┌──

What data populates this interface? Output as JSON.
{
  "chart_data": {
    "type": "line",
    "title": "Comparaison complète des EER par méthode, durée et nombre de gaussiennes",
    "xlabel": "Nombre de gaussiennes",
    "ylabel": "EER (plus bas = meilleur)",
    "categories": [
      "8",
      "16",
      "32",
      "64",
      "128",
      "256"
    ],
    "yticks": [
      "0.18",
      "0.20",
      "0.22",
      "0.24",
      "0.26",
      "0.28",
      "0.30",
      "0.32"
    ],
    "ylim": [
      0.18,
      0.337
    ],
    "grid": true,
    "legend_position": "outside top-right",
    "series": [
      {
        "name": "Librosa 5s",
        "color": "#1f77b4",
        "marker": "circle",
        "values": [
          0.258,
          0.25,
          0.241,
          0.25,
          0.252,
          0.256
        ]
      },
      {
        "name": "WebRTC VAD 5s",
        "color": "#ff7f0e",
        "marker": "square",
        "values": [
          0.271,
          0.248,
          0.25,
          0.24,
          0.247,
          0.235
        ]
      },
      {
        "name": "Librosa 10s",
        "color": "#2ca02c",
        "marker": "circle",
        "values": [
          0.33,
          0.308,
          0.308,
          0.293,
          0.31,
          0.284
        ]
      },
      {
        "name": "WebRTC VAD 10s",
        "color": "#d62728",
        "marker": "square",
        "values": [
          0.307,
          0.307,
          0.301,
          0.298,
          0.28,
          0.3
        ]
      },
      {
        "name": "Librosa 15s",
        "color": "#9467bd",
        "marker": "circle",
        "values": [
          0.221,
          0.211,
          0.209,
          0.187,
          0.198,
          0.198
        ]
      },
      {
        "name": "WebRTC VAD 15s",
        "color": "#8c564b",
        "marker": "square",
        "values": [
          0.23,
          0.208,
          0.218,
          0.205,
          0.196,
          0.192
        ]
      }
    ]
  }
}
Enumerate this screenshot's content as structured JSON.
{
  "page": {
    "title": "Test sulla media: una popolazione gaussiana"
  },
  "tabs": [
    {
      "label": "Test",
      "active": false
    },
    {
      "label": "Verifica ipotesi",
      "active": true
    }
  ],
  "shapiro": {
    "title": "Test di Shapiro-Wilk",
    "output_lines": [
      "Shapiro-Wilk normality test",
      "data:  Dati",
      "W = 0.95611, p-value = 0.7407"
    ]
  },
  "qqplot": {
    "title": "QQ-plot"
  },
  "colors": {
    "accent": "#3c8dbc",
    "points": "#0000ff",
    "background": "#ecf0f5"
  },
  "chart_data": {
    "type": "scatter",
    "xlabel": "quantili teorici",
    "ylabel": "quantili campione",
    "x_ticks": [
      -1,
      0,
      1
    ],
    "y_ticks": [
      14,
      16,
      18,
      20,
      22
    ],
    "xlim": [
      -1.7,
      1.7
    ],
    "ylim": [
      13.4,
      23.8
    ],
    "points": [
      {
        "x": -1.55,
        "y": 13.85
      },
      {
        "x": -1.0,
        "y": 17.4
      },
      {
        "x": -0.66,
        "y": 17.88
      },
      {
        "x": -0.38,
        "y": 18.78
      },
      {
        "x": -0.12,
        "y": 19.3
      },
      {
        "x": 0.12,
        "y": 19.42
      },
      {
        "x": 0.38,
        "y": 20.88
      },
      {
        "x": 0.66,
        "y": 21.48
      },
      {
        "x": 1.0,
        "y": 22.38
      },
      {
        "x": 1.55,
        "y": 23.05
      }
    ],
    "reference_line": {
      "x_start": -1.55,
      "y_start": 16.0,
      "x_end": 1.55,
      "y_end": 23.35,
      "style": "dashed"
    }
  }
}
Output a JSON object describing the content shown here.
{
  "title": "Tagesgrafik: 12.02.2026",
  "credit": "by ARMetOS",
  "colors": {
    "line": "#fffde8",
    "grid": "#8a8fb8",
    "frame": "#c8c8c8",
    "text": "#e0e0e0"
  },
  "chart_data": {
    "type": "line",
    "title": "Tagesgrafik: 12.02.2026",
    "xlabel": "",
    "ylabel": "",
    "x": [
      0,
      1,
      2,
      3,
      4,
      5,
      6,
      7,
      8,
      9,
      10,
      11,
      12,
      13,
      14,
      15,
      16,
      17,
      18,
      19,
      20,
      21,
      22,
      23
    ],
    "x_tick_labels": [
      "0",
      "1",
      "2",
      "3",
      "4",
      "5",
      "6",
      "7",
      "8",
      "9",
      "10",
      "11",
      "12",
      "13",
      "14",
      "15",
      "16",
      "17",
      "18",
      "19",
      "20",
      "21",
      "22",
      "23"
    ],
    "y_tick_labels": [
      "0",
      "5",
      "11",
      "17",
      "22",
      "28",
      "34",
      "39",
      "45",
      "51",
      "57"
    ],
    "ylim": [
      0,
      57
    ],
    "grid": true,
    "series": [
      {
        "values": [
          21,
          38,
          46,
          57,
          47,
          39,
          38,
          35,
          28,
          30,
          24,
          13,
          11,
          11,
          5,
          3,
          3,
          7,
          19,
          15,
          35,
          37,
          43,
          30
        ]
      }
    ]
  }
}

└──

Write out every entry exactly as given.

What data populates this interface? Output as JSON.
{
  "chart_data": {
    "type": "line",
    "title": "Comparaison complète des EER par méthode, durée et nombre de gaussiennes",
    "xlabel": "Nombre de gaussiennes",
    "ylabel": "EER (plus bas = meilleur)",
    "categories": [
      "8",
      "16",
      "32",
      "64",
      "128",
      "256"
    ],
    "yticks": [
      "0.18",
      "0.20",
      "0.22",
      "0.24",
      "0.26",
      "0.28",
      "0.30",
      "0.32"
    ],
    "ylim": [
      0.18,
      0.337
    ],
    "grid": true,
    "legend_position": "outside top-right",
    "series": [
      {
        "name": "Librosa 5s",
        "color": "#1f77b4",
        "marker": "circle",
        "values": [
          0.258,
          0.25,
          0.241,
          0.25,
          0.252,
          0.256
        ]
      },
      {
        "name": "WebRTC VAD 5s",
        "color": "#ff7f0e",
        "marker": "square",
        "values": [
          0.271,
          0.248,
          0.25,
          0.24,
          0.247,
          0.235
        ]
      },
      {
        "name": "Librosa 10s",
        "color": "#2ca02c",
        "marker": "circle",
        "values": [
          0.33,
          0.308,
          0.308,
          0.293,
          0.31,
          0.284
        ]
      },
      {
        "name": "WebRTC VAD 10s",
        "color": "#d62728",
        "marker": "square",
        "values": [
          0.307,
          0.307,
          0.301,
          0.298,
          0.28,
          0.3
        ]
      },
      {
        "name": "Librosa 15s",
        "color": "#9467bd",
        "marker": "circle",
        "values": [
          0.221,
          0.211,
          0.209,
          0.187,
          0.198,
          0.198
        ]
      },
      {
        "name": "WebRTC VAD 15s",
        "color": "#8c564b",
        "marker": "square",
        "values": [
          0.23,
          0.208,
          0.218,
          0.205,
          0.196,
          0.192
        ]
      }
    ]
  }
}
Enumerate this screenshot's content as structured JSON.
{
  "page": {
    "title": "Test sulla media: una popolazione gaussiana"
  },
  "tabs": [
    {
      "label": "Test",
      "active": false
    },
    {
      "label": "Verifica ipotesi",
      "active": true
    }
  ],
  "shapiro": {
    "title": "Test di Shapiro-Wilk",
    "output_lines": [
      "Shapiro-Wilk normality test",
      "data:  Dati",
      "W = 0.95611, p-value = 0.7407"
    ]
  },
  "qqplot": {
    "title": "QQ-plot"
  },
  "colors": {
    "accent": "#3c8dbc",
    "points": "#0000ff",
    "background": "#ecf0f5"
  },
  "chart_data": {
    "type": "scatter",
    "xlabel": "quantili teorici",
    "ylabel": "quantili campione",
    "x_ticks": [
      -1,
      0,
      1
    ],
    "y_ticks": [
      14,
      16,
      18,
      20,
      22
    ],
    "xlim": [
      -1.7,
      1.7
    ],
    "ylim": [
      13.4,
      23.8
    ],
    "points": [
      {
        "x": -1.55,
        "y": 13.85
      },
      {
        "x": -1.0,
        "y": 17.4
      },
      {
        "x": -0.66,
        "y": 17.88
      },
      {
        "x": -0.38,
        "y": 18.78
      },
      {
        "x": -0.12,
        "y": 19.3
      },
      {
        "x": 0.12,
        "y": 19.42
      },
      {
        "x": 0.38,
        "y": 20.88
      },
      {
        "x": 0.66,
        "y": 21.48
      },
      {
        "x": 1.0,
        "y": 22.38
      },
      {
        "x": 1.55,
        "y": 23.05
      }
    ],
    "reference_line": {
      "x_start": -1.55,
      "y_start": 16.0,
      "x_end": 1.55,
      "y_end": 23.35,
      "style": "dashed"
    }
  }
}
Output a JSON object describing the content shown here.
{
  "title": "Tagesgrafik: 12.02.2026",
  "credit": "by ARMetOS",
  "colors": {
    "line": "#fffde8",
    "grid": "#8a8fb8",
    "frame": "#c8c8c8",
    "text": "#e0e0e0"
  },
  "chart_data": {
    "type": "line",
    "title": "Tagesgrafik: 12.02.2026",
    "xlabel": "",
    "ylabel": "",
    "x": [
      0,
      1,
      2,
      3,
      4,
      5,
      6,
      7,
      8,
      9,
      10,
      11,
      12,
      13,
      14,
      15,
      16,
      17,
      18,
      19,
      20,
      21,
      22,
      23
    ],
    "x_tick_labels": [
      "0",
      "1",
      "2",
      "3",
      "4",
      "5",
      "6",
      "7",
      "8",
      "9",
      "10",
      "11",
      "12",
      "13",
      "14",
      "15",
      "16",
      "17",
      "18",
      "19",
      "20",
      "21",
      "22",
      "23"
    ],
    "y_tick_labels": [
      "0",
      "5",
      "11",
      "17",
      "22",
      "28",
      "34",
      "39",
      "45",
      "51",
      "57"
    ],
    "ylim": [
      0,
      57
    ],
    "grid": true,
    "series": [
      {
        "values": [
          21,
          38,
          46,
          57,
          47,
          39,
          38,
          35,
          28,
          30,
          24,
          13,
          11,
          11,
          5,
          3,
          3,
          7,
          19,
          15,
          35,
          37,
          43,
          30
        ]
      }
    ]
  }
}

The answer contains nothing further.